Records that describe figures:
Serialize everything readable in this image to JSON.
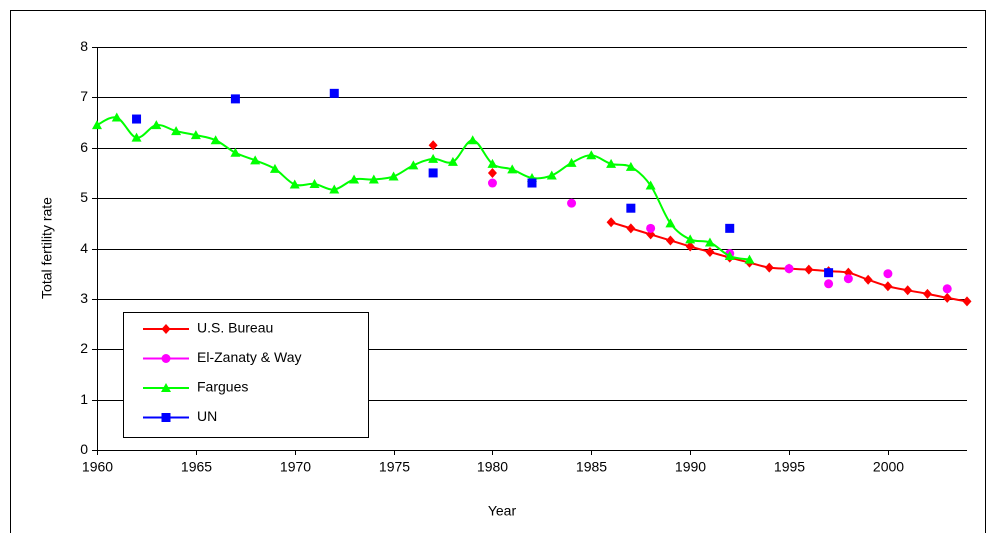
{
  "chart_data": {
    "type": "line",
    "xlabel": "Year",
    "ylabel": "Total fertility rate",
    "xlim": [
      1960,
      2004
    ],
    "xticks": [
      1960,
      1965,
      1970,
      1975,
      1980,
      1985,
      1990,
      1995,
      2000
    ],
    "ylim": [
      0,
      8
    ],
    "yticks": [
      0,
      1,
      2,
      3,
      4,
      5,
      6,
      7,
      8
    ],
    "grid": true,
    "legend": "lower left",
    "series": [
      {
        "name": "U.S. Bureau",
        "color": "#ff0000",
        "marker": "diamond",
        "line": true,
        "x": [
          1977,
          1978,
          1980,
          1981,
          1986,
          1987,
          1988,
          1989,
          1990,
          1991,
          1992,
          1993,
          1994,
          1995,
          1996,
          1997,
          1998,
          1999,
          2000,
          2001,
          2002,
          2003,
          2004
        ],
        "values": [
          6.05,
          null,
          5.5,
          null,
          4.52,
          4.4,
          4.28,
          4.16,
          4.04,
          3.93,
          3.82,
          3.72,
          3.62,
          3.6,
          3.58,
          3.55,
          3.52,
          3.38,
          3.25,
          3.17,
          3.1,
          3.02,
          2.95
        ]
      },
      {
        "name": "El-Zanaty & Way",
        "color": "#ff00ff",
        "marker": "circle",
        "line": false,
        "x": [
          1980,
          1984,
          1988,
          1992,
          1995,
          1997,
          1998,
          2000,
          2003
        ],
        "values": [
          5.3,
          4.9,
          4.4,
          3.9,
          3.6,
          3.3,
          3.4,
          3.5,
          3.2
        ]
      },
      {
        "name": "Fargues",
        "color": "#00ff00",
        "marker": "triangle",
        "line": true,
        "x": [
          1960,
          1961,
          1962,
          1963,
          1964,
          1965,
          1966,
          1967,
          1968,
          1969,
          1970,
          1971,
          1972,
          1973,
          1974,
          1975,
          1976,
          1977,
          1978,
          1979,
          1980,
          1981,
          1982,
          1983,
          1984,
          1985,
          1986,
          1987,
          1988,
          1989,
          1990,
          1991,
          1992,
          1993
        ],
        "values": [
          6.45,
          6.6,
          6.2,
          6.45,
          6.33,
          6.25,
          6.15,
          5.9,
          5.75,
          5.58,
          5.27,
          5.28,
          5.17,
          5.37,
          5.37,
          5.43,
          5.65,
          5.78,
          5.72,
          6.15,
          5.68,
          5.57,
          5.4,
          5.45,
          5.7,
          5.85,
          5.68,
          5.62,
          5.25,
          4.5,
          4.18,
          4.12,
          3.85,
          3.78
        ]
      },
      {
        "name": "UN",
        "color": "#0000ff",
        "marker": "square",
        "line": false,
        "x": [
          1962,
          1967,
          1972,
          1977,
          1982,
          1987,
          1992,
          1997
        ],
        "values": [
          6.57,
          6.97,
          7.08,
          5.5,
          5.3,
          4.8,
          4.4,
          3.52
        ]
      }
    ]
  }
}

==

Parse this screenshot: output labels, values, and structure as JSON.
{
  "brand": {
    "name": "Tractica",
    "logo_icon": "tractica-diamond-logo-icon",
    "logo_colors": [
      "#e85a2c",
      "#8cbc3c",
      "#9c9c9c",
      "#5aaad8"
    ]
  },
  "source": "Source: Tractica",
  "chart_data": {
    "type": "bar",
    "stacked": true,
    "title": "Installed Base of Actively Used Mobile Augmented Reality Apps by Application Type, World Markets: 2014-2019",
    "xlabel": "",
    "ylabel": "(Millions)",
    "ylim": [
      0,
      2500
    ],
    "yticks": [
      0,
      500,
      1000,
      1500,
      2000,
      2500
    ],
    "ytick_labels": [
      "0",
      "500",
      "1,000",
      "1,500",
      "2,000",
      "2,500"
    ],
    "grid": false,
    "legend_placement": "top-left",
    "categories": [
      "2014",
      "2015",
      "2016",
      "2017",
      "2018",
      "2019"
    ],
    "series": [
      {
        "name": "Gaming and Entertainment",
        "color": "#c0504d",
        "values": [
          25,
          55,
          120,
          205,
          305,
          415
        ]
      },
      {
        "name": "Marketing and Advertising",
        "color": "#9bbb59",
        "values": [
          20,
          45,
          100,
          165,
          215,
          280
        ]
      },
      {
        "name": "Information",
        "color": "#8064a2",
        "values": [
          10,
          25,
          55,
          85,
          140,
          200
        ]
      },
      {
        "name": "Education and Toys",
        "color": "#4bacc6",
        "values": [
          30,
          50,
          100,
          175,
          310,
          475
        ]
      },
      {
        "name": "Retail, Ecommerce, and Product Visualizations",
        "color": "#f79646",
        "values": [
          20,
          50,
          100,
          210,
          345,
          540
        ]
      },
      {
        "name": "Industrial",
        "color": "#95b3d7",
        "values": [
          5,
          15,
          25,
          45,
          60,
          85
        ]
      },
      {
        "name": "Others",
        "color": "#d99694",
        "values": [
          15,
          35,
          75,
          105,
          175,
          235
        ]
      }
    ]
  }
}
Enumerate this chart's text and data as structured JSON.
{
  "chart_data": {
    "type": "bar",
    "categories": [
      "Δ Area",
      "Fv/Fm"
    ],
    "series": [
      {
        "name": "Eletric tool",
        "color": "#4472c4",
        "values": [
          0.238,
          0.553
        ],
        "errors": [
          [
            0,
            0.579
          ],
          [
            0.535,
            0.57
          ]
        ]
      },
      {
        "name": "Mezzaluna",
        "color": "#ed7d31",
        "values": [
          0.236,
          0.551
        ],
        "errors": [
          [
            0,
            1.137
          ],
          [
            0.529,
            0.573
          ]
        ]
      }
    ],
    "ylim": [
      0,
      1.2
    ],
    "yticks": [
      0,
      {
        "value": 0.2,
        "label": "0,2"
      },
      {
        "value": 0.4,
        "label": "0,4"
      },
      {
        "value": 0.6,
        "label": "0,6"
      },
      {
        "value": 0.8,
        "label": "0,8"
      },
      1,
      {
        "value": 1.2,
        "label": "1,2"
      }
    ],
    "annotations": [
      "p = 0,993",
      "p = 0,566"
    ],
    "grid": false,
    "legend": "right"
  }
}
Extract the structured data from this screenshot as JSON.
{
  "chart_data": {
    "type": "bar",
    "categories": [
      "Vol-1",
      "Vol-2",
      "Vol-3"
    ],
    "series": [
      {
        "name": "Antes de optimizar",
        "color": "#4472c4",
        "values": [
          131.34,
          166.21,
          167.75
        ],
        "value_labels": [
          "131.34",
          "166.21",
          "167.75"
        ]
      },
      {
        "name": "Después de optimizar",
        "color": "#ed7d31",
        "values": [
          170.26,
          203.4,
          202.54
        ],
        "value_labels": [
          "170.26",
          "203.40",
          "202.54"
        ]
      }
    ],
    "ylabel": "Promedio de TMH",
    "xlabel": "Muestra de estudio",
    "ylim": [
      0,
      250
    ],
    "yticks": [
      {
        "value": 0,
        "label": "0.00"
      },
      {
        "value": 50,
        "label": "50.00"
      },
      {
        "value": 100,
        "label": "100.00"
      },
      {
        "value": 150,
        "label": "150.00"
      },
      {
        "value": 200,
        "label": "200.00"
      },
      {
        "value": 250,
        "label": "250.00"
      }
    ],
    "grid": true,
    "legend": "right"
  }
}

GIVEN INSTRUCTION: In the records above, find each line with the word "diamond" and copy it.

ANSWER TO THE EXERCISE:
        "marker": "diamond",
    "logo_icon": "tractica-diamond-logo-icon",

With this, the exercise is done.